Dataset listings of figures

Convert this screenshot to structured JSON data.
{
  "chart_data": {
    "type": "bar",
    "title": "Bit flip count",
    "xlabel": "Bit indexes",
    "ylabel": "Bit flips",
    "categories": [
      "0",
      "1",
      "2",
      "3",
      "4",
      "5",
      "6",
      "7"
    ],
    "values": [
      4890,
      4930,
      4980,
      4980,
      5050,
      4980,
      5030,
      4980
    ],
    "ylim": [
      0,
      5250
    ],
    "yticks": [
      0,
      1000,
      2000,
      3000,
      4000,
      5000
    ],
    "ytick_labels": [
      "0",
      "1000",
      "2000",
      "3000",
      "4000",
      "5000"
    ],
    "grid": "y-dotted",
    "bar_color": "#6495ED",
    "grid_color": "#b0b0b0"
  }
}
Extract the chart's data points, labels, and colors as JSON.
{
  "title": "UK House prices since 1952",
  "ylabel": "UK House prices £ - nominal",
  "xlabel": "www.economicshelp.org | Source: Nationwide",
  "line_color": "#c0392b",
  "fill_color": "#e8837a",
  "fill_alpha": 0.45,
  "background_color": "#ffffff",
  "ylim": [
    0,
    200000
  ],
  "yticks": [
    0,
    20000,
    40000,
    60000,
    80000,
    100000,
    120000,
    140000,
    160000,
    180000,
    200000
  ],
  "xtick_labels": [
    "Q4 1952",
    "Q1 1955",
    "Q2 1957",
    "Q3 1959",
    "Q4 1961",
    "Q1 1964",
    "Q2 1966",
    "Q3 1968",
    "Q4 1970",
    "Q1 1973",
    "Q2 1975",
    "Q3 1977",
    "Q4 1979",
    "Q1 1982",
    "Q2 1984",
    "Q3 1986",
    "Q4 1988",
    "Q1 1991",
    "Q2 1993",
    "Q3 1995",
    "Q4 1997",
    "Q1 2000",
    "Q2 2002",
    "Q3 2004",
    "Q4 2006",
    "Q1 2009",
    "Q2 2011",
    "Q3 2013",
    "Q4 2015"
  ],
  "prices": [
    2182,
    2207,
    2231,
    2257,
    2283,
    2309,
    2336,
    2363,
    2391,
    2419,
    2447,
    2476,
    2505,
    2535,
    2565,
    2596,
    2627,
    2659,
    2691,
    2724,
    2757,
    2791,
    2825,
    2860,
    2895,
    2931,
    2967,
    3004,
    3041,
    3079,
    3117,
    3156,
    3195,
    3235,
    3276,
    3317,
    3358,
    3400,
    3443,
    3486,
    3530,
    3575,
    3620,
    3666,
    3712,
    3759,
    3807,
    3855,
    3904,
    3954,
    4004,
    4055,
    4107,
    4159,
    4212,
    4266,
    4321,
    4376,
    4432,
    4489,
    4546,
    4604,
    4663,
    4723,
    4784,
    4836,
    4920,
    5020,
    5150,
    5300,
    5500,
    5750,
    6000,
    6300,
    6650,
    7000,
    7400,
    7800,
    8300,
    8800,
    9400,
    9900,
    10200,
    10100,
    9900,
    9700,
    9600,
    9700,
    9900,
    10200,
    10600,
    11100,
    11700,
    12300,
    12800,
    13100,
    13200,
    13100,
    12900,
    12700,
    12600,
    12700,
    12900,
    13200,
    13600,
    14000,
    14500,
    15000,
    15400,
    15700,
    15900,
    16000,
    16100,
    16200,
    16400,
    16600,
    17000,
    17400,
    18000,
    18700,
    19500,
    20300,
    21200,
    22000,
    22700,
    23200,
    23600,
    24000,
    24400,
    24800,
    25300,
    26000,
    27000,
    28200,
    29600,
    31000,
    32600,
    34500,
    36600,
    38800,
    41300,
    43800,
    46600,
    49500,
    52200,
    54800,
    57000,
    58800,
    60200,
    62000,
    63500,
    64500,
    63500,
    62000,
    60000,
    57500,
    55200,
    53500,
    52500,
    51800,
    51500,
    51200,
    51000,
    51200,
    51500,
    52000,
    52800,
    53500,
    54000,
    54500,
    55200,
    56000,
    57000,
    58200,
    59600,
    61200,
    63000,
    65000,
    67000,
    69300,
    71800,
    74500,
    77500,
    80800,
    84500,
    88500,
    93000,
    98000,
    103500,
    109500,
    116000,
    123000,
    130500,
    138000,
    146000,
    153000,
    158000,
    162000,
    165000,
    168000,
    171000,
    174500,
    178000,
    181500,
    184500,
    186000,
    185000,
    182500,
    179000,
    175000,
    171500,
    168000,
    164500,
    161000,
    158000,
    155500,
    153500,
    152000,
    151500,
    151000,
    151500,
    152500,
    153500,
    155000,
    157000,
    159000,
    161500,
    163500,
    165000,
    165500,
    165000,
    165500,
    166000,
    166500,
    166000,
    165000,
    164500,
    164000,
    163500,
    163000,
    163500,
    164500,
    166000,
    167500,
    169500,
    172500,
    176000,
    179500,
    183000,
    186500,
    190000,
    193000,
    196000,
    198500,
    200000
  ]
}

YOUR TASK
Copy every line above that holds the word "prices".

TASK RESULT
  "title": "UK House prices since 1952",
  "ylabel": "UK House prices £ - nominal",
  "prices": [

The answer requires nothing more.